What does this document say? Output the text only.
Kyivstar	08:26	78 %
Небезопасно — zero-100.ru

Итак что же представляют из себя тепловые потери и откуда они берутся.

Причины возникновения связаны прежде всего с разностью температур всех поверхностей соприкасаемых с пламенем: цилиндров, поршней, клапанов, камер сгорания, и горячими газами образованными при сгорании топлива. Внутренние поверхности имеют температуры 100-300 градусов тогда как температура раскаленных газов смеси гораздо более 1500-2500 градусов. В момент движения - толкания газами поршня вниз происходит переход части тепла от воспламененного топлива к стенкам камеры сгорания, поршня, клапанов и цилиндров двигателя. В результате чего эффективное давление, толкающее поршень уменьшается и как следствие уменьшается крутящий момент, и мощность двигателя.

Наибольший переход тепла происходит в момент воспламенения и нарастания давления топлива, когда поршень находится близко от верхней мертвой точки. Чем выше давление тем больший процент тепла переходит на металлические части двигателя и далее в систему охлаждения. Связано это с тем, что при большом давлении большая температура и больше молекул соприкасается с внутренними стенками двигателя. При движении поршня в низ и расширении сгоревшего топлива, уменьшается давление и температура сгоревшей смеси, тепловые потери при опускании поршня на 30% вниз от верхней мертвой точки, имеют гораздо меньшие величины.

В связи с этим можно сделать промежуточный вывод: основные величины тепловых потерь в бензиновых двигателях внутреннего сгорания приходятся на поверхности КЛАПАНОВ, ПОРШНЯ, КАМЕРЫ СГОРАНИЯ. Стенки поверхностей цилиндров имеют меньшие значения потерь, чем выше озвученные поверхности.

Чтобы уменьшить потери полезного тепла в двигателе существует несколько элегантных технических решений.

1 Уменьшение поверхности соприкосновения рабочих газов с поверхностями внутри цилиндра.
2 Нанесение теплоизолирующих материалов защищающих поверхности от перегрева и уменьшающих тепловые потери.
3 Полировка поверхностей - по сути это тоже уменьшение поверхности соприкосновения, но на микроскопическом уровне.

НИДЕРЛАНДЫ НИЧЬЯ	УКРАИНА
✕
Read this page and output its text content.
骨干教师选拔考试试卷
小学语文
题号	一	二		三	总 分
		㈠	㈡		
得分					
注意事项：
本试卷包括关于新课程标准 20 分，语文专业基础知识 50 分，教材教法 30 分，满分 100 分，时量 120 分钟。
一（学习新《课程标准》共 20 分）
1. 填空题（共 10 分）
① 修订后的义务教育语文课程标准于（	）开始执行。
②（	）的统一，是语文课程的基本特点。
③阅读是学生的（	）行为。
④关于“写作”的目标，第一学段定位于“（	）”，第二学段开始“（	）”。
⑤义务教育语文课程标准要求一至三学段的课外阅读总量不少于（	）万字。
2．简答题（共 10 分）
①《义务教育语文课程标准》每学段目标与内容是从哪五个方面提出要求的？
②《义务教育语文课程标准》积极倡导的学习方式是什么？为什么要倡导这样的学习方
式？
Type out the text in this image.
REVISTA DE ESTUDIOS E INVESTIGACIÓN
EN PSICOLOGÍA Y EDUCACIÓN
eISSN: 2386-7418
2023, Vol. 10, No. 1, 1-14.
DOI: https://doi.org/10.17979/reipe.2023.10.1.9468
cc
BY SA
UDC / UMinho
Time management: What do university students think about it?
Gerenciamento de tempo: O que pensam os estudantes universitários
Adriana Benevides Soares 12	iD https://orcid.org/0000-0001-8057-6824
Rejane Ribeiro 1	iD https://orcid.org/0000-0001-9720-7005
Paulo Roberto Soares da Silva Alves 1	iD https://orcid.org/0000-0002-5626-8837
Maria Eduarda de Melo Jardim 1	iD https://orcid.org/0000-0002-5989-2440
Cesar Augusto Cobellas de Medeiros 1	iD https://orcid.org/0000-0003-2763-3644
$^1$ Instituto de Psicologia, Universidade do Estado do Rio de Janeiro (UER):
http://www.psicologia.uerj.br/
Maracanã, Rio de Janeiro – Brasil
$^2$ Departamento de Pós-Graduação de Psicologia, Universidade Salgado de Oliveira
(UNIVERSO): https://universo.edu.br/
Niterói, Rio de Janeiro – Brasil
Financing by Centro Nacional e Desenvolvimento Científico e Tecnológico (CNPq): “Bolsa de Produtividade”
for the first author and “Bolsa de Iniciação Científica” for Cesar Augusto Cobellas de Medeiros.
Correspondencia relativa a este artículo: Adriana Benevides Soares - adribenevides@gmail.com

------------------------------------------------

__Stated problem__
Review the material and copy each line in which the word "смеси" appears.

__Complete output__
Причины возникновения связаны прежде всего с разностью температур всех поверхностей соприкасаемых с пламенем: цилиндров, поршней, клапанов, камер сгорания, и горячими газами образованными при сгорании топлива. Внутренние поверхности имеют температуры 100-300 градусов тогда как температура раскаленных газов смеси гораздо более 1500-2500 градусов. В момент движения - толкания газами поршня вниз происходит переход части тепла от воспламененного топлива к стенкам камеры сгорания, поршня, клапанов и цилиндров двигателя. В результате чего эффективное давление, толкающее поршень уменьшается и как следствие уменьшается крутящий момент, и мощность двигателя.
Наибольший переход тепла происходит в момент воспламенения и нарастания давления топлива, когда поршень находится близко от верхней мертвой точки. Чем выше давление тем больший процент тепла переходит на металлические части двигателя и далее в систему охлаждения. Связано это с тем, что при большом давлении большая температура и больше молекул соприкасается с внутренними стенками двигателя. При движении поршня в низ и расширении сгоревшего топлива, уменьшается давление и температура сгоревшей смеси, тепловые потери при опускании поршня на 30% вниз от верхней мертвой точки, имеют гораздо меньшие величины.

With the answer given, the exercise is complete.